» **GIVEN INSTRUCTION**:
Write out only the tail of the records, beginning at the line containing "Convert this document image to plain text." and including the last line, exactly as written.

Data records:
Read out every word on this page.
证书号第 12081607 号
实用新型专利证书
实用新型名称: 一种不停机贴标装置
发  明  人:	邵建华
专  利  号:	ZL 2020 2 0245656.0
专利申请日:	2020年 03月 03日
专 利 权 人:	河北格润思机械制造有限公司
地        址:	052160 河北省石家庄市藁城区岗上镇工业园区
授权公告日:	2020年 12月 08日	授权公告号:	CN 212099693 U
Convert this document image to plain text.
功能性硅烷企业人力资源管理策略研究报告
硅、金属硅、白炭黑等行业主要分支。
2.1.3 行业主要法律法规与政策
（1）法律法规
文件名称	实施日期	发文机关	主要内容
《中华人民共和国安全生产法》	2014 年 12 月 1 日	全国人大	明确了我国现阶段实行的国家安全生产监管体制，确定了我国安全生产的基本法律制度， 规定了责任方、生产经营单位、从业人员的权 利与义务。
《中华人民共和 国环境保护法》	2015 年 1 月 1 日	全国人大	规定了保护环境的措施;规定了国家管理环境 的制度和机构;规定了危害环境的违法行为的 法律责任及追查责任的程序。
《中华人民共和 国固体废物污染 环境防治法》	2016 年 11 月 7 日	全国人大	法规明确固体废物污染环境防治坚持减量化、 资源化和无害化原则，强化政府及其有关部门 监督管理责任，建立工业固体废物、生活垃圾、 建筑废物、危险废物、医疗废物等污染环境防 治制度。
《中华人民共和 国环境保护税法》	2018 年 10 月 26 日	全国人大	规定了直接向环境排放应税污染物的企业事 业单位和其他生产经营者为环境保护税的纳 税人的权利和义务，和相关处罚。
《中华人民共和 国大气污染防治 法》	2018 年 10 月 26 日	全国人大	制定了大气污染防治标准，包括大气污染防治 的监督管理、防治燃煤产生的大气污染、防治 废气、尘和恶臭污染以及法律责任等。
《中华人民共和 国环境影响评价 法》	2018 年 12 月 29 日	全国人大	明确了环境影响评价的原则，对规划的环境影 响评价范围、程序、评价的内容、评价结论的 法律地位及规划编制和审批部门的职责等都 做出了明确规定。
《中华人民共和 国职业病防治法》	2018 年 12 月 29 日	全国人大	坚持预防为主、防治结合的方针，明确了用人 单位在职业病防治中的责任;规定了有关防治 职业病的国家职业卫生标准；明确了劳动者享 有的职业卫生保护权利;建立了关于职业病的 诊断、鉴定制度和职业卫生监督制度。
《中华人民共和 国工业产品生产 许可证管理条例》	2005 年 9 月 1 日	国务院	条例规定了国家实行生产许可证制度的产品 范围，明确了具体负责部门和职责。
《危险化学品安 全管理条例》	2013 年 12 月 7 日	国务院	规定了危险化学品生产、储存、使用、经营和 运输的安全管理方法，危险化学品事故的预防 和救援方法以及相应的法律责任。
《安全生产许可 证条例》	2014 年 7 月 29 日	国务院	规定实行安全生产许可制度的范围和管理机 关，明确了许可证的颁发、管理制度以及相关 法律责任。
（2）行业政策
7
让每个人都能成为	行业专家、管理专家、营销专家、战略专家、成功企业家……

» **SOLUTION FOR THIS PROBLEM**:
Convert this document image to plain text.
功能性硅烷企业人力资源管理策略研究报告
硅、金属硅、白炭黑等行业主要分支。
2.1.3 行业主要法律法规与政策
（1）法律法规
文件名称	实施日期	发文机关	主要内容
《中华人民共和国安全生产法》	2014 年 12 月 1 日	全国人大	明确了我国现阶段实行的国家安全生产监管体制，确定了我国安全生产的基本法律制度， 规定了责任方、生产经营单位、从业人员的权 利与义务。
《中华人民共和 国环境保护法》	2015 年 1 月 1 日	全国人大	规定了保护环境的措施;规定了国家管理环境 的制度和机构;规定了危害环境的违法行为的 法律责任及追查责任的程序。
《中华人民共和 国固体废物污染 环境防治法》	2016 年 11 月 7 日	全国人大	法规明确固体废物污染环境防治坚持减量化、 资源化和无害化原则，强化政府及其有关部门 监督管理责任，建立工业固体废物、生活垃圾、 建筑废物、危险废物、医疗废物等污染环境防 治制度。
《中华人民共和 国环境保护税法》	2018 年 10 月 26 日	全国人大	规定了直接向环境排放应税污染物的企业事 业单位和其他生产经营者为环境保护税的纳 税人的权利和义务，和相关处罚。
《中华人民共和 国大气污染防治 法》	2018 年 10 月 26 日	全国人大	制定了大气污染防治标准，包括大气污染防治 的监督管理、防治燃煤产生的大气污染、防治 废气、尘和恶臭污染以及法律责任等。
《中华人民共和 国环境影响评价 法》	2018 年 12 月 29 日	全国人大	明确了环境影响评价的原则，对规划的环境影 响评价范围、程序、评价的内容、评价结论的 法律地位及规划编制和审批部门的职责等都 做出了明确规定。
《中华人民共和 国职业病防治法》	2018 年 12 月 29 日	全国人大	坚持预防为主、防治结合的方针，明确了用人 单位在职业病防治中的责任;规定了有关防治 职业病的国家职业卫生标准；明确了劳动者享 有的职业卫生保护权利;建立了关于职业病的 诊断、鉴定制度和职业卫生监督制度。
《中华人民共和 国工业产品生产 许可证管理条例》	2005 年 9 月 1 日	国务院	条例规定了国家实行生产许可证制度的产品 范围，明确了具体负责部门和职责。
《危险化学品安 全管理条例》	2013 年 12 月 7 日	国务院	规定了危险化学品生产、储存、使用、经营和 运输的安全管理方法，危险化学品事故的预防 和救援方法以及相应的法律责任。
《安全生产许可 证条例》	2014 年 7 月 29 日	国务院	规定实行安全生产许可制度的范围和管理机 关，明确了许可证的颁发、管理制度以及相关 法律责任。
（2）行业政策
7
让每个人都能成为	行业专家、管理专家、营销专家、战略专家、成功企业家……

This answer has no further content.